__Page excerpt__:
• • • •
Over the Himalayas and into China we find rabbits, crows, dogs, and cats all over the lore, but the bestiary is dominated by dragons. Oh, sure we find them elsewhere, but Chinese dragons are a class of their own entirely. Vastly different from Western dragons, Chinese dragons differ widely even amongst themselves. Separated into four sub-categories — scaled (Jiaolong), winged (Yinglong), horned (Quilong), and hornless (Chilong) — they represent an array of different Yang aspects of luck and power. Slightly less prevalent, yet equally important, the opposing force of Yin is represented by the white tiger, depicting patience, resilience, and the formless strength of water.

The Poppy War, by R. F. Kuang, is a brilliant example of Chinese fantasy. A complete divergence from the standard, Western model, it dives into he pantheon of gods and mythology surrounding them from the perspective of Fang Runin (Rin), the last surviving member of a people utterly destroyed in a seemingly never-ending series of wars, who can call down the power of her god, the Phoenix, and unleash fire upon the world, bending it to her will. It’s a brutal story, filled with horror, sadness and the ugly honesty of human nature, but one I can’t recommend enough.

And, of course, I don’t think it’s possible to discuss Chinese fantasy without mentioning the Monkey King. Journey to the West, written in the 16th century by Wu Cheng’en, is an ancient epic considered China’s preeminent classic novel. Sun Wukong, a monkey born of a stone, fed by the Five Elements, masters combat and the secrets to immortality. The 100-chapter epic follows Sun Wukong through his uprising, 500-year imprisonment, and subsequent redemption as a Buddha after serving as one of Tang Sanzang’s disciples. Ok, I know! This is an extremely boiled down version that does not do it justice. Go out, find a copy and read it.

While certainly seeded by Chinese mythology, Japanese mythological creatures have some commonalities, but quickly branch off to become a lore entirely its own. While the Hoo is essentially a one-to-one stand in for the fenghuang (phoenix), and dragons very much follow the Chinese tradition, there are so many more that deviate entirely.
• • • •
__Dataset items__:
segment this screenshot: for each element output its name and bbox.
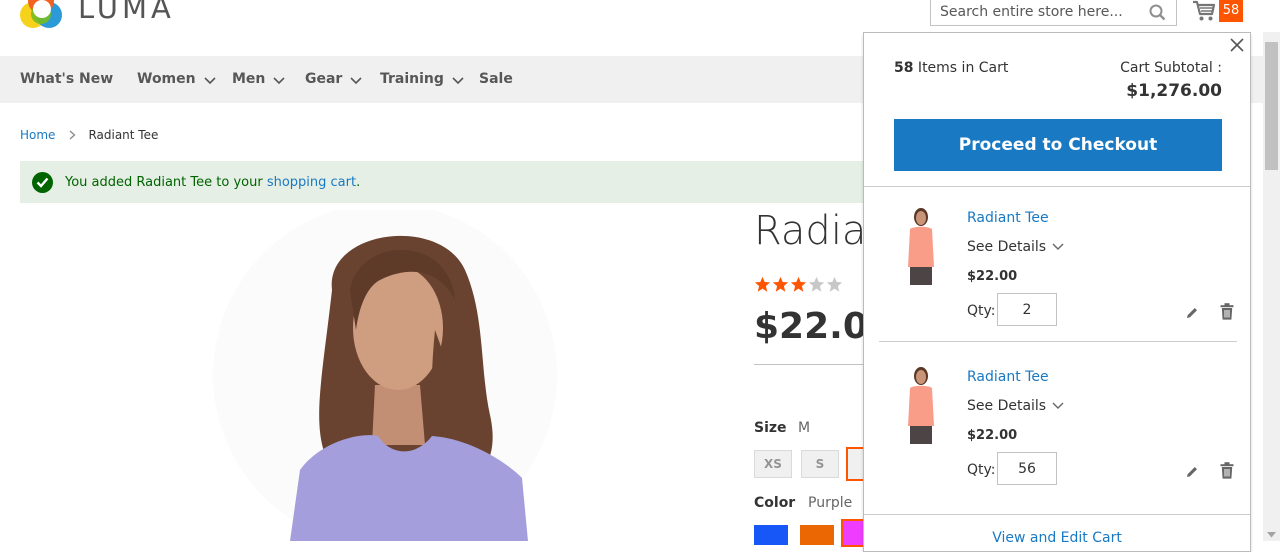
nav-label: Women bbox=[137, 71, 196, 87]
qty-label: Qty: bbox=[967, 462, 996, 478]
cart-item-name-link[interactable]: Radiant Tee bbox=[967, 210, 1049, 226]
star-empty-icon bbox=[826, 276, 843, 292]
proceed-to-checkout-button[interactable]: Proceed to Checkout bbox=[894, 119, 1222, 171]
cart-icon[interactable] bbox=[1192, 0, 1216, 26]
close-icon[interactable] bbox=[1229, 37, 1245, 57]
divider bbox=[864, 186, 1250, 187]
message-prefix: You added Radiant Tee to your bbox=[65, 174, 267, 190]
star-filled-icon bbox=[754, 276, 771, 292]
chevron-down-icon bbox=[1052, 402, 1064, 409]
cart-subtotal-label: Cart Subtotal : bbox=[1120, 60, 1222, 76]
view-and-edit-cart-link[interactable]: View and Edit Cart bbox=[864, 530, 1250, 546]
trash-icon[interactable] bbox=[1220, 303, 1234, 324]
star-empty-icon bbox=[808, 276, 825, 292]
see-details-toggle[interactable]: See Details bbox=[967, 398, 1064, 414]
qty-label: Qty: bbox=[967, 303, 996, 319]
product-image[interactable] bbox=[210, 210, 560, 541]
nav-item-training[interactable]: Training bbox=[380, 56, 464, 103]
star-filled-icon bbox=[772, 276, 789, 292]
cart-item-price: $22.00 bbox=[967, 428, 1018, 443]
chevron-down-icon bbox=[452, 76, 464, 84]
chevron-down-icon bbox=[204, 76, 216, 84]
nav-label: Training bbox=[380, 71, 444, 87]
shopping-cart-link[interactable]: shopping cart bbox=[267, 175, 356, 190]
minicart-count-label: Items in Cart bbox=[913, 60, 1009, 76]
cart-item-name-link[interactable]: Radiant Tee bbox=[967, 369, 1049, 385]
minicart-item: Radiant Tee See Details $22.00 Qty: bbox=[864, 352, 1250, 502]
minicart-dropdown: 58 Items in Cart Cart Subtotal : $1,276.… bbox=[863, 32, 1251, 552]
scroll-down-arrow-icon[interactable] bbox=[1267, 532, 1276, 538]
pencil-icon[interactable] bbox=[1185, 305, 1199, 324]
nav-item-gear[interactable]: Gear bbox=[305, 56, 362, 103]
cart-item-price: $22.00 bbox=[967, 269, 1018, 284]
star-filled-icon bbox=[790, 276, 807, 292]
chevron-right-icon bbox=[70, 130, 76, 140]
search-input[interactable] bbox=[931, 0, 1145, 25]
divider bbox=[754, 364, 864, 365]
color-swatch-blue[interactable] bbox=[754, 525, 788, 545]
nav-label: Gear bbox=[305, 71, 343, 87]
product-photo bbox=[213, 210, 557, 541]
logo-text: LUMA bbox=[78, 0, 175, 25]
product-thumbnail[interactable] bbox=[896, 366, 946, 446]
page-scrollbar[interactable] bbox=[1263, 32, 1280, 541]
chevron-down-icon bbox=[273, 76, 285, 84]
nav-item-sale[interactable]: Sale bbox=[479, 56, 513, 103]
color-selected-value: Purple bbox=[808, 495, 853, 511]
nav-item-whats-new[interactable]: What's New bbox=[20, 56, 113, 103]
nav-item-women[interactable]: Women bbox=[137, 56, 216, 103]
see-details-label: See Details bbox=[967, 398, 1047, 414]
nav-label: Men bbox=[232, 71, 266, 87]
message-suffix: . bbox=[356, 174, 361, 190]
see-details-label: See Details bbox=[967, 239, 1047, 255]
nav-label: Sale bbox=[479, 71, 513, 87]
divider bbox=[864, 514, 1250, 515]
see-details-toggle[interactable]: See Details bbox=[967, 239, 1064, 255]
nav-item-men[interactable]: Men bbox=[232, 56, 285, 103]
checkmark-icon bbox=[32, 171, 53, 193]
product-thumbnail[interactable] bbox=[896, 207, 946, 287]
cart-count-badge[interactable]: 58 bbox=[1219, 0, 1243, 22]
size-selected-value: M bbox=[798, 420, 811, 436]
search-icon[interactable] bbox=[1149, 4, 1166, 25]
luma-logo-icon bbox=[20, 0, 64, 30]
color-label: Color bbox=[754, 495, 796, 511]
nav-label: What's New bbox=[20, 71, 114, 87]
rating-stars bbox=[754, 276, 844, 293]
breadcrumb: Home Radiant Tee bbox=[20, 128, 158, 142]
size-label: Size bbox=[754, 420, 787, 436]
pencil-icon[interactable] bbox=[1185, 464, 1199, 483]
minicart-item-count: 58 Items in Cart bbox=[894, 60, 1008, 76]
success-message: You added Radiant Tee to your shopping c… bbox=[20, 161, 900, 203]
qty-input[interactable] bbox=[997, 293, 1057, 326]
search-box bbox=[930, 0, 1177, 26]
color-swatch-orange[interactable] bbox=[800, 525, 834, 545]
trash-icon[interactable] bbox=[1220, 462, 1234, 483]
qty-input[interactable] bbox=[997, 452, 1057, 485]
size-swatch-s[interactable]: S bbox=[801, 450, 839, 478]
minicart-count-number: 58 bbox=[894, 60, 914, 76]
divider bbox=[879, 341, 1237, 342]
chevron-down-icon bbox=[1052, 243, 1064, 250]
minicart-item: Radiant Tee See Details $22.00 Qty: bbox=[864, 193, 1250, 343]
breadcrumb-home-link[interactable]: Home bbox=[20, 128, 55, 142]
luma-logo[interactable]: LUMA bbox=[20, 0, 175, 30]
cart-subtotal-value: $1,276.00 bbox=[1126, 81, 1222, 101]
size-swatch-xs[interactable]: XS bbox=[754, 450, 792, 478]
breadcrumb-current: Radiant Tee bbox=[88, 128, 159, 142]
success-message-text: You added Radiant Tee to your shopping c… bbox=[65, 175, 360, 190]
chevron-down-icon bbox=[350, 76, 362, 84]
scrollbar-thumb[interactable] bbox=[1265, 42, 1278, 170]
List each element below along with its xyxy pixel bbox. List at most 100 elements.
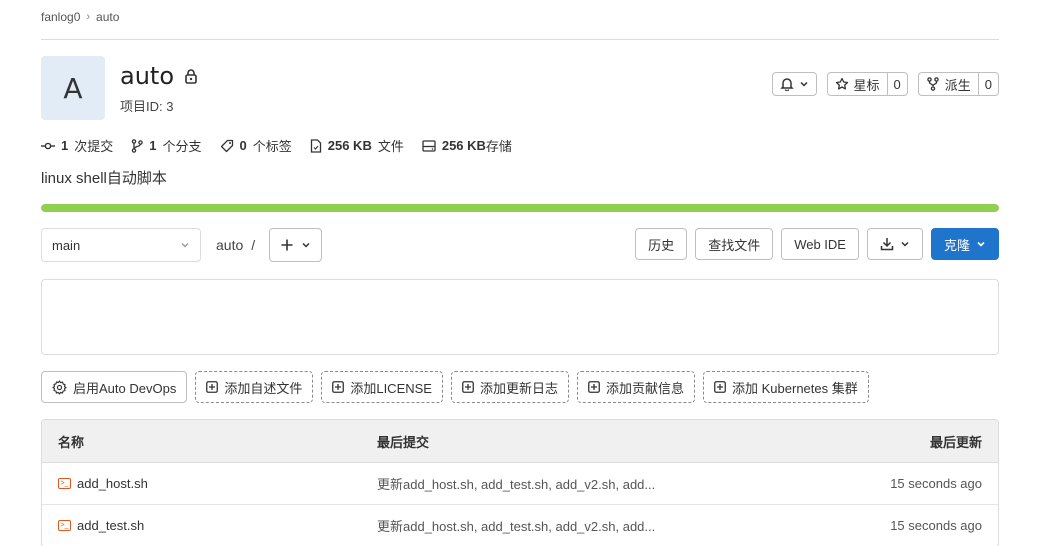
• • • •
__Task A__: Could you condense the paragraph of the mythology excerpt that begins "Over the Himalayas and into China" into a short bulleted list that keeps its main facts?
__Task B__: Can you write out the mythology excerpt word for word between "The Poppy War, by" and "can’t recommend enough.", inclusive?
The lines are separate material, unrelated to the mythology excerpt.

__Problem solution A__:
- Rabbits, crows, dogs and cats appear throughout Chinese lore, but dragons dominate the bestiary.
- Chinese dragons are very different from Western dragons and vary widely among themselves.
- They fall into four sub-categories: scaled (Jiaolong), winged (Yinglong), horned (Quilong) and hornless (Chilong).
- Together they represent various Yang aspects of luck and power.
- The opposing force, Yin, is represented by the white tiger. It is slightly less prevalent but equally important, and it depicts patience, resilience and the formless strength of water.

__Problem solution B__:
The Poppy War, by R. F. Kuang, is a brilliant example of Chinese fantasy. A complete divergence from the standard, Western model, it dives into he pantheon of gods and mythology surrounding them from the perspective of Fang Runin (Rin), the last surviving member of a people utterly destroyed in a seemingly never-ending series of wars, who can call down the power of her god, the Phoenix, and unleash fire upon the world, bending it to her will. It’s a brutal story, filled with horror, sadness and the ugly honesty of human nature, but one I can’t recommend enough.